* **Compiti da svolgere**
(1) Nell'intervista su Mengs, fino a che anno resta valida la sua visione?
(2) Ripeti il brano dell'intervista su Mengs tra "Il programma di" e "nel pubblico moderno?", estremi compresi.

* **Testo di riferimento**
**********
Perché il Museo del Prado decide di dedicare una grande mostra a Mengs?
Il programma di mostre del Prado si concentra su temi o artisti che non hanno ricevuto l’attenzione che meritano. In questo caso l’obiettivo è sia dare a Mengs il posto che gli spetta nella storiografia sia proporre un’altra visione di un secolo che non è solo sinonimo di parrucche, cipria e noia. Consideriamo Mengs un artista eccezionale: tecnicamente è un prodigio e concettualmente riformula la pratica e la teoria dell’arte del suo tempo, tanto che le sue proposte sono argomento di discussione per quasi un secolo in tutta Europa. La sua fu una vera rivoluzione, anche se finora non è stata considerata tale. 

Mengs fu molto ammirato dai suoi contemporanei, ma poi la sua reputazione ebbe un rapido declino. La mostra del Prado contribuirà a rivalutarlo e a risvegliare un nuovo interesse nel pubblico moderno?
Lo spero! Credo che per una gran parte del pubblico sarà una vera sorpresa. È una mostra che vuole fare giustizia, ripensando e rivalutando la figura di Mengs così come la storia di un secolo, il Settecento. Mengs visse in un momento in cui il paradigma artistico che aveva funzionato per 200 anni, segnato dalla supremazia di Raffaello, entra in crisi e gli artisti dell’epoca come Agostino Masucci, Placido Costanzi o Marco Veneziali, oggi dimenticati, non riescono più a innovare sulle basi del Raffaellismo come prima avevano fatto i Carracci, Domenichino o Andrea Sacchi. Mengs è consapevole che questo paradigma si è esaurito e con Johann Winckelmann propone un nuovo approccio, mettendo la scultura classica al centro del dibattito. La visione di Mengs rimane valida fino al 1830 quando l’avvento del Romanticismo lo annichilisce, perché mentre lui crede nella bellezza oggettiva fornita dalle proporzioni delle sculture classiche, i romantici credono in una bellezza soggettiva. Mengs è protagonista di un processo storico che non riconosco in nessun altro artista: tutti i movimenti successivi, Impressionismo, Espressionismo, Cubismo e così via, per ragioni diverse lo detestano. Così Mengs è stato interpretato attraverso il paradigma del pittore tedioso, senza creatività e questa visione, che ci hanno lasciato i suoi peggiori nemici, è quella che perdura e che con questa mostra vogliamo mettere in discussione. Vogliamo eliminare i pregiudizi e proporre una visione nuova in linea con la realtà storica.
**********
Una serie di registrazioni:
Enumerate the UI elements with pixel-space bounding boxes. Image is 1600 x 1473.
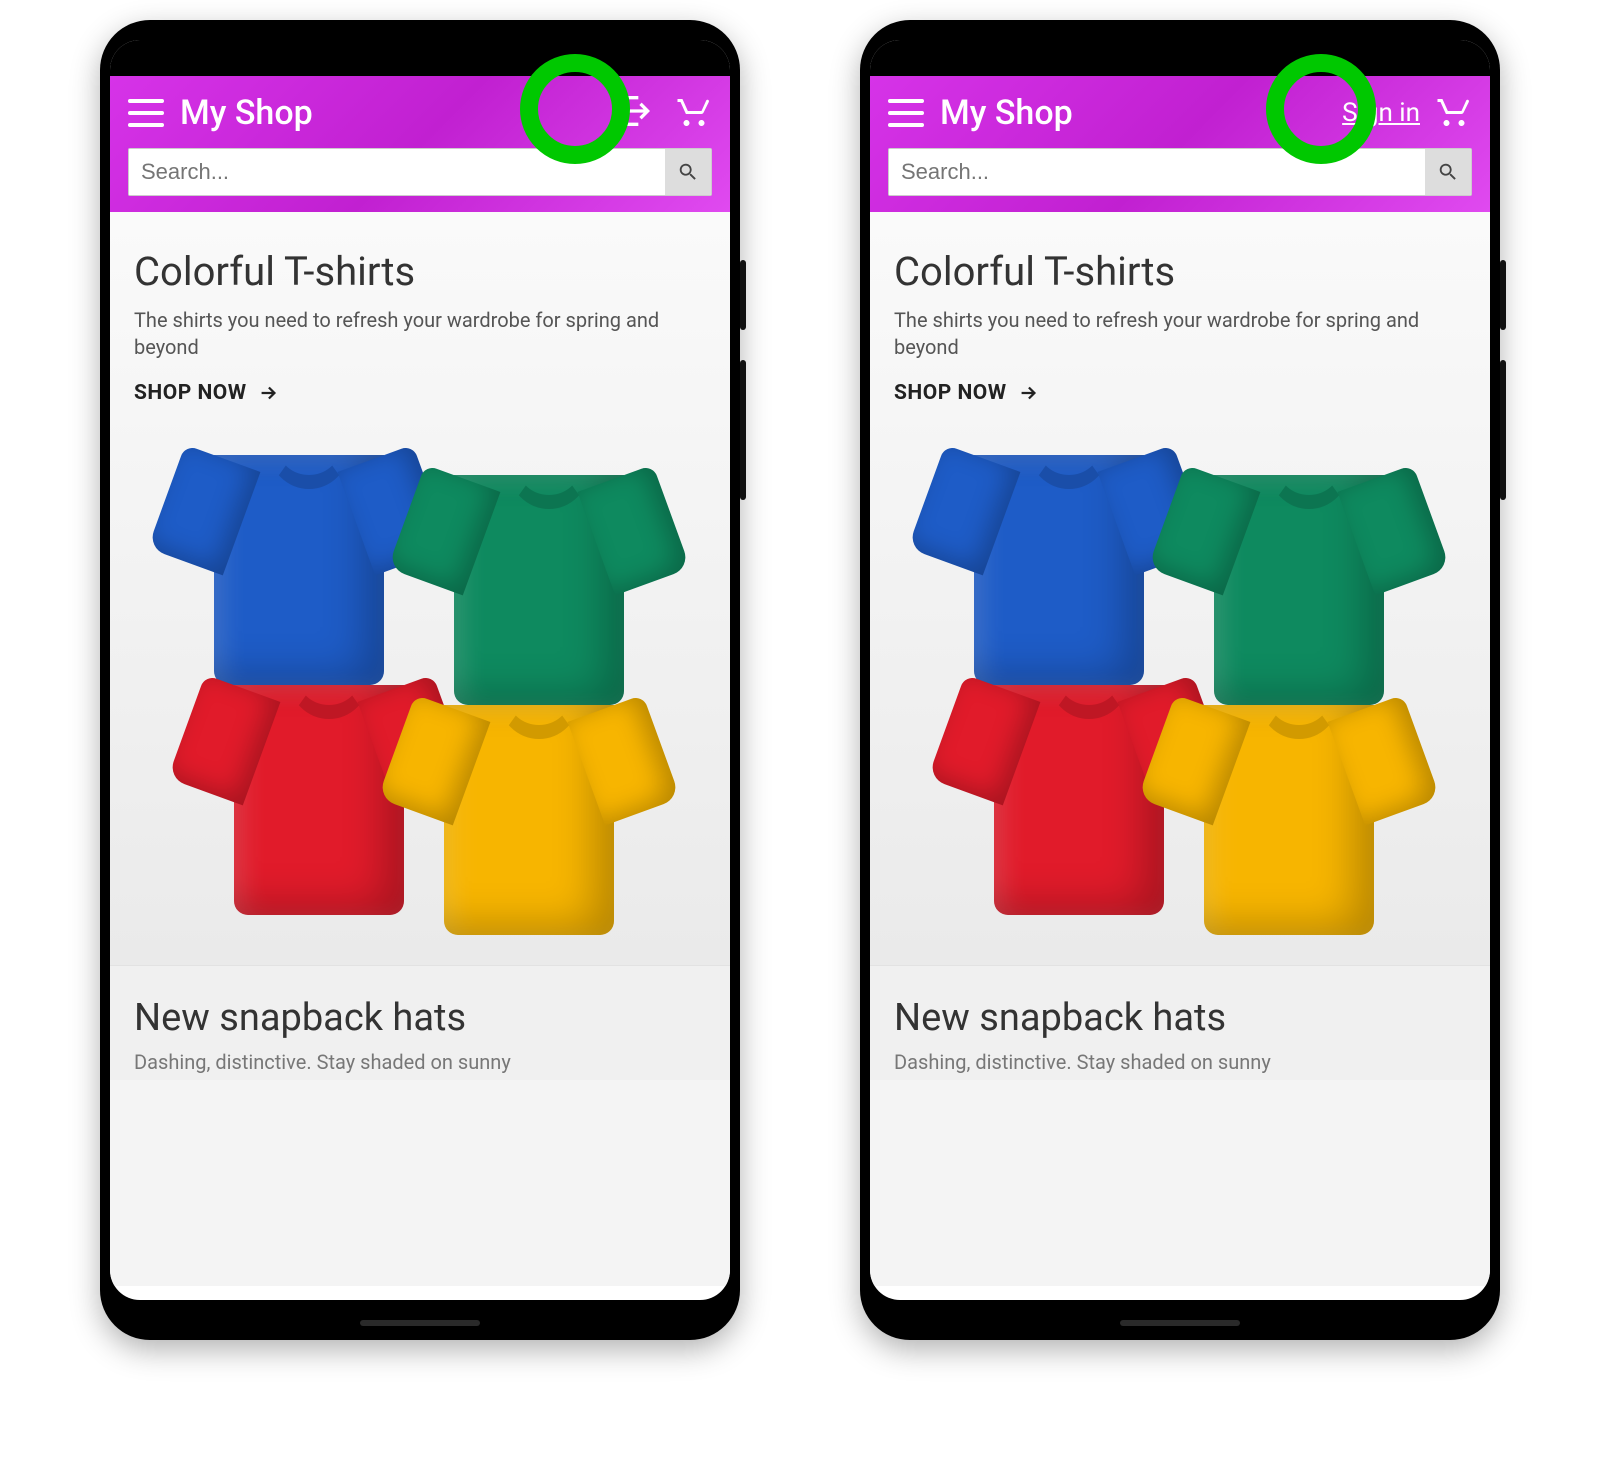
hero-image — [134, 425, 706, 945]
search-input[interactable] — [129, 149, 665, 195]
hero-subtitle: The shirts you need to refresh your ward… — [134, 307, 706, 361]
arrow-right-icon — [257, 382, 279, 404]
section-hats-title: New snapback hats — [894, 996, 1466, 1040]
search-bar — [888, 148, 1472, 196]
section-hats-title: New snapback hats — [134, 996, 706, 1040]
hero-image — [894, 425, 1466, 945]
hero-title: Colorful T-shirts — [134, 248, 706, 295]
screen: My Shop Sign in Colorful T-shirts The sh… — [870, 40, 1490, 1300]
tshirt-yellow — [1144, 675, 1434, 965]
tshirt-yellow — [384, 675, 674, 965]
status-bar — [870, 40, 1490, 76]
section-hats: New snapback hats Dashing, distinctive. … — [870, 965, 1490, 1080]
shop-now-label: SHOP NOW — [894, 381, 1007, 405]
search-icon — [677, 161, 699, 183]
page-content: Colorful T-shirts The shirts you need to… — [110, 212, 730, 1286]
app-bar: My Shop — [110, 76, 730, 212]
page-content: Colorful T-shirts The shirts you need to… — [870, 212, 1490, 1286]
app-bar-row: My Shop Sign in — [888, 88, 1472, 138]
menu-icon[interactable] — [128, 99, 164, 127]
arrow-right-icon — [1017, 382, 1039, 404]
power-button — [740, 360, 746, 500]
shop-now-label: SHOP NOW — [134, 381, 247, 405]
shop-now-link[interactable]: SHOP NOW — [894, 381, 1466, 405]
hero-title: Colorful T-shirts — [894, 248, 1466, 295]
app-title: My Shop — [940, 93, 1073, 133]
hero-section: Colorful T-shirts The shirts you need to… — [110, 212, 730, 965]
shop-now-link[interactable]: SHOP NOW — [134, 381, 706, 405]
app-bar-row: My Shop — [128, 88, 712, 138]
volume-button — [740, 260, 746, 330]
search-button[interactable] — [1425, 149, 1471, 195]
volume-button — [1500, 260, 1506, 330]
device-frame: My Shop Colorful T-shirts The s — [100, 20, 740, 1340]
status-bar — [110, 40, 730, 76]
cart-icon[interactable] — [1436, 93, 1472, 133]
hero-subtitle: The shirts you need to refresh your ward… — [894, 307, 1466, 361]
search-button[interactable] — [665, 149, 711, 195]
section-hats: New snapback hats Dashing, distinctive. … — [110, 965, 730, 1080]
screen: My Shop Colorful T-shirts The s — [110, 40, 730, 1300]
hero-section: Colorful T-shirts The shirts you need to… — [870, 212, 1490, 965]
menu-icon[interactable] — [888, 99, 924, 127]
app-title: My Shop — [180, 93, 313, 133]
power-button — [1500, 360, 1506, 500]
signin-link[interactable]: Sign in — [1342, 98, 1420, 128]
section-hats-subtitle: Dashing, distinctive. Stay shaded on sun… — [134, 1050, 706, 1074]
search-input[interactable] — [889, 149, 1425, 195]
section-hats-subtitle: Dashing, distinctive. Stay shaded on sun… — [894, 1050, 1466, 1074]
login-icon[interactable] — [620, 91, 660, 135]
search-icon — [1437, 161, 1459, 183]
search-bar — [128, 148, 712, 196]
app-bar: My Shop Sign in — [870, 76, 1490, 212]
cart-icon[interactable] — [676, 93, 712, 133]
device-frame: My Shop Sign in Colorful T-shirts The sh… — [860, 20, 1500, 1340]
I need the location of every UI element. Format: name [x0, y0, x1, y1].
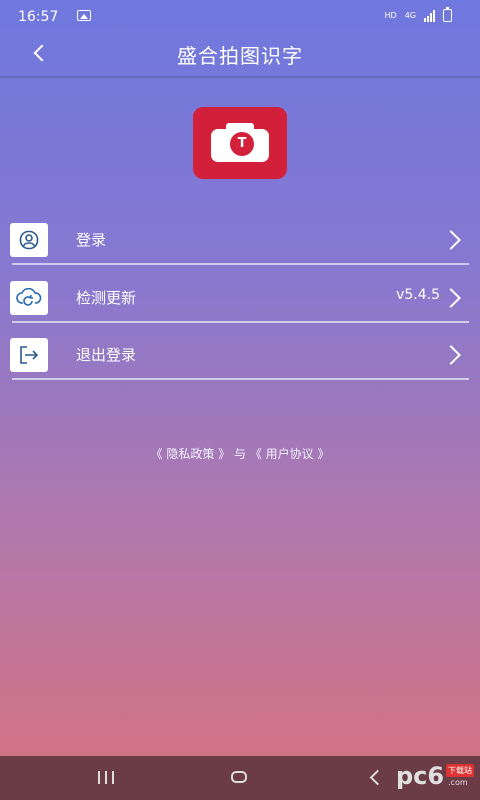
- chevron-right-icon: [441, 288, 461, 308]
- chevron-right-icon: [441, 230, 461, 250]
- cloud-refresh-icon: [10, 281, 48, 315]
- chevron-right-icon: [441, 345, 461, 365]
- camera-icon: T: [211, 129, 269, 162]
- menu-item-check-update[interactable]: 检测更新 v5.4.5: [0, 270, 480, 326]
- watermark-domain: .com: [448, 778, 468, 787]
- menu-label-login: 登录: [76, 231, 107, 249]
- menu-item-logout[interactable]: 退出登录: [0, 327, 480, 383]
- signal-icon: [424, 9, 435, 22]
- header: 盛合拍图识字: [0, 32, 480, 76]
- gallery-notification-icon: [77, 10, 91, 21]
- user-icon: [10, 223, 48, 257]
- app-logo: T: [193, 107, 287, 179]
- 4g-label: 4G: [404, 11, 416, 20]
- menu-label-logout: 退出登录: [76, 346, 137, 364]
- policy-connector: 与: [233, 447, 246, 461]
- user-agreement-link[interactable]: 《 用户协议 》: [250, 447, 330, 461]
- hd-label: HD: [384, 11, 397, 20]
- status-bar: 16:57 HD 4G: [0, 0, 480, 32]
- logout-icon: [10, 338, 48, 372]
- divider: [12, 378, 469, 380]
- battery-icon: [443, 7, 452, 22]
- menu-item-login[interactable]: 登录: [0, 212, 480, 268]
- menu-label-check-update: 检测更新: [76, 289, 137, 307]
- home-button[interactable]: [231, 771, 247, 783]
- divider: [12, 321, 469, 323]
- status-time: 16:57: [18, 9, 59, 25]
- privacy-policy-link[interactable]: 《 隐私政策 》: [151, 447, 231, 461]
- header-divider: [0, 76, 480, 78]
- version-value: v5.4.5: [396, 287, 440, 303]
- system-navigation-bar: pc6 下载站 .com: [0, 756, 480, 800]
- nav-back-button[interactable]: [369, 769, 386, 786]
- divider: [12, 263, 469, 265]
- page-title: 盛合拍图识字: [177, 44, 303, 68]
- watermark-logo: pc6: [396, 762, 445, 790]
- camera-lens-letter: T: [230, 132, 254, 156]
- status-indicators: HD 4G: [384, 7, 452, 22]
- policy-links: 《 隐私政策 》 与 《 用户协议 》: [0, 445, 480, 462]
- recents-button[interactable]: [98, 771, 116, 784]
- watermark-tag: 下载站: [446, 764, 474, 777]
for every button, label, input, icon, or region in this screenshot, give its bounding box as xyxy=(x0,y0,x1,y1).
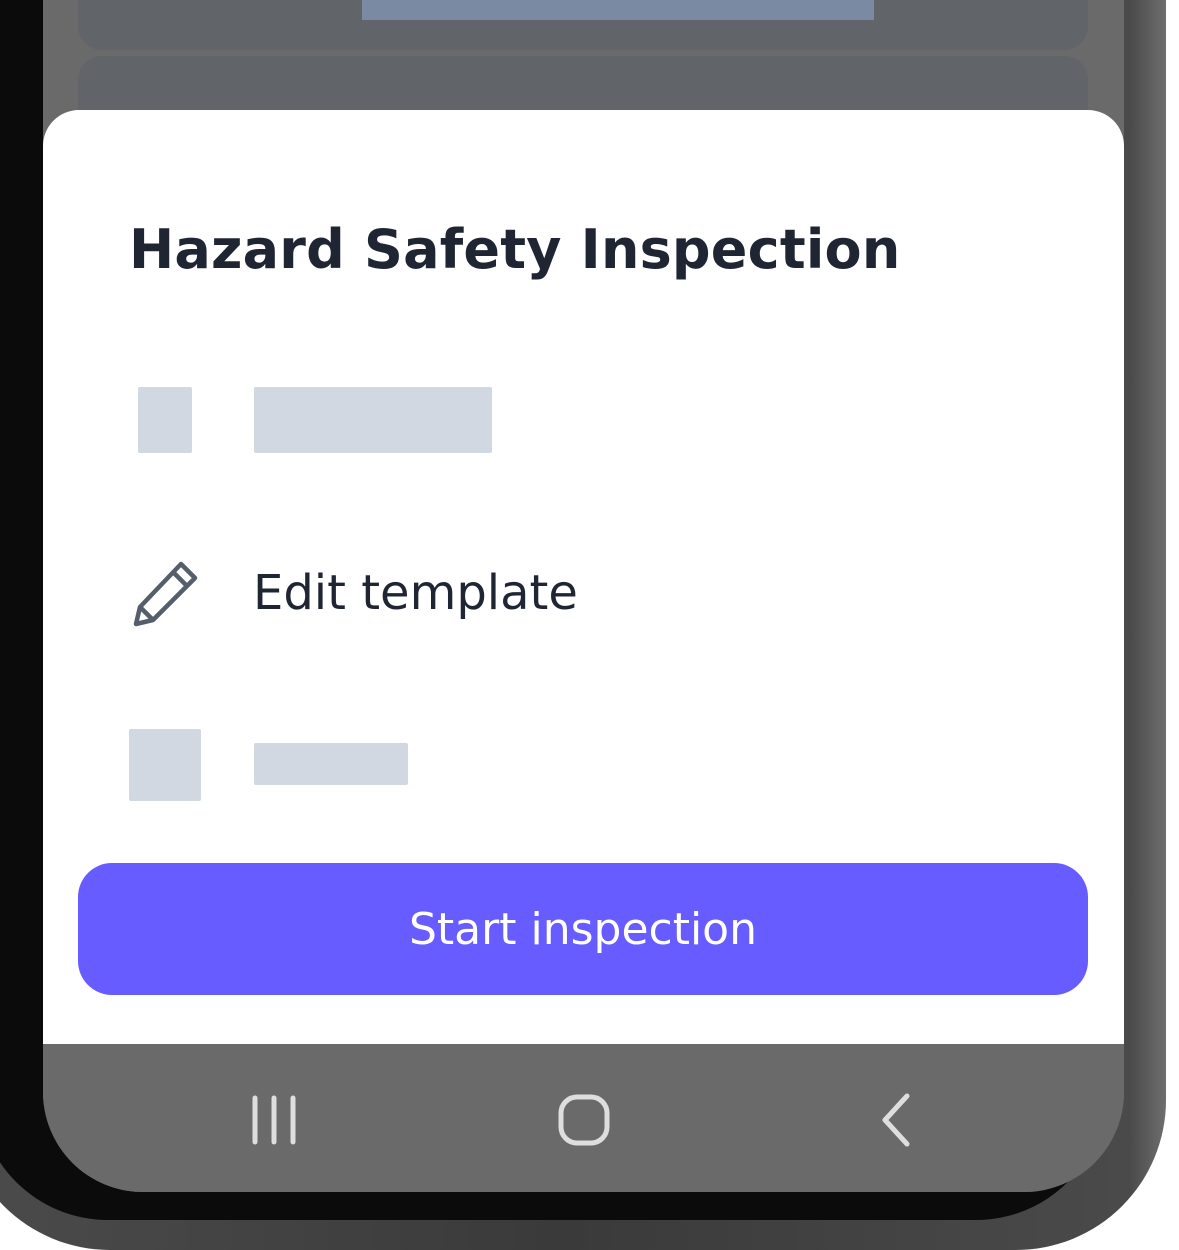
system-navigation-bar xyxy=(43,1044,1124,1192)
loading-icon-placeholder xyxy=(129,729,201,801)
pencil-icon xyxy=(133,561,198,627)
background-placeholder-bar xyxy=(362,0,874,20)
sheet-title: Hazard Safety Inspection xyxy=(129,218,901,281)
back-icon[interactable] xyxy=(851,1084,941,1154)
loading-icon-placeholder xyxy=(138,387,192,453)
start-inspection-button[interactable]: Start inspection xyxy=(78,863,1088,995)
loading-text-placeholder xyxy=(254,387,492,453)
edit-template-option[interactable]: Edit template xyxy=(129,548,729,638)
recent-apps-icon[interactable] xyxy=(229,1084,319,1154)
phone-screen: Hazard Safety Inspection Edit template S… xyxy=(43,0,1124,1192)
loading-text-placeholder xyxy=(254,743,408,785)
edit-template-label: Edit template xyxy=(253,565,578,621)
bottom-sheet: Hazard Safety Inspection Edit template S… xyxy=(43,110,1124,1044)
start-inspection-label: Start inspection xyxy=(409,903,757,955)
home-icon[interactable] xyxy=(539,1084,629,1154)
background-list-item xyxy=(78,0,1088,50)
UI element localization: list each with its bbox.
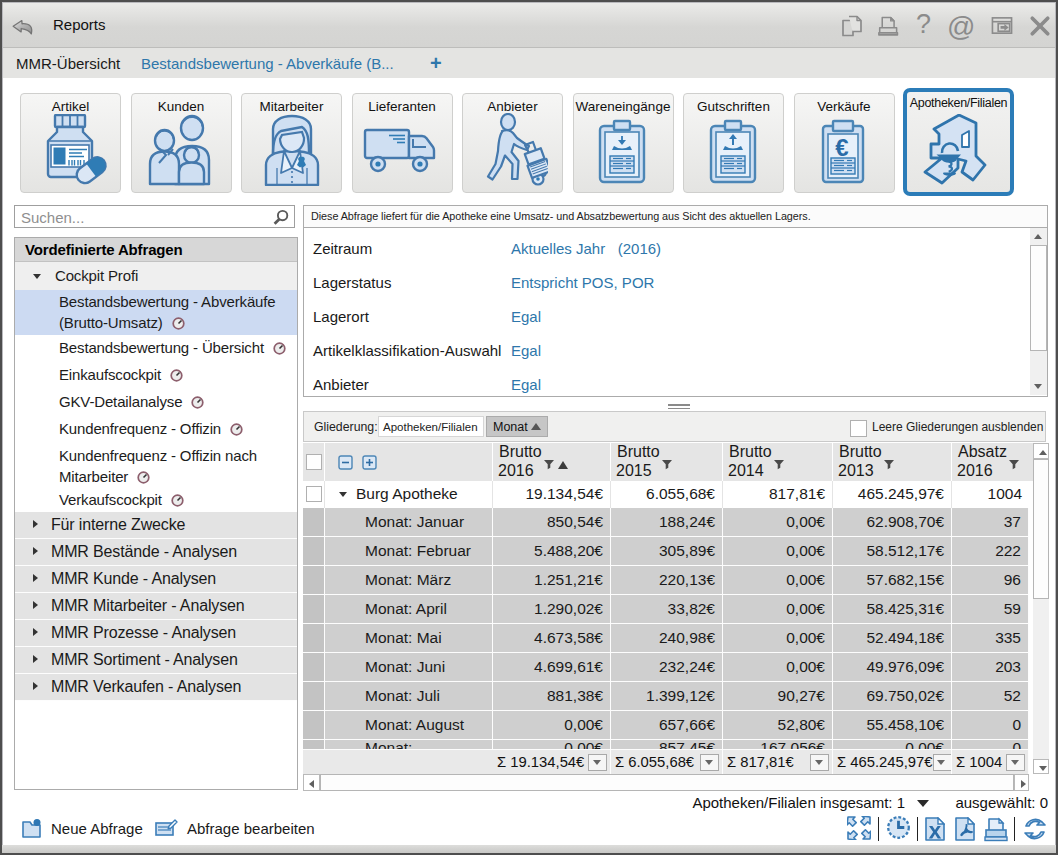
svg-text:€: €: [835, 134, 848, 161]
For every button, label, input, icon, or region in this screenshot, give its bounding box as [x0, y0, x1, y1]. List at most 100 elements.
**********
* **Risposte ai compiti**
(1) Fino al 1830, con l'avvento del Romanticismo.

(2)
Il programma di mostre del Prado si concentra su temi o artisti che non hanno ricevuto l’attenzione che meritano. In questo caso l’obiettivo è sia dare a Mengs il posto che gli spetta nella storiografia sia proporre un’altra visione di un secolo che non è solo sinonimo di parrucche, cipria e noia. Consideriamo Mengs un artista eccezionale: tecnicamente è un prodigio e concettualmente riformula la pratica e la teoria dell’arte del suo tempo, tanto che le sue proposte sono argomento di discussione per quasi un secolo in tutta Europa. La sua fu una vera rivoluzione, anche se finora non è stata considerata tale. 

Mengs fu molto ammirato dai suoi contemporanei, ma poi la sua reputazione ebbe un rapido declino. La mostra del Prado contribuirà a rivalutarlo e a risvegliare un nuovo interesse nel pubblico moderno?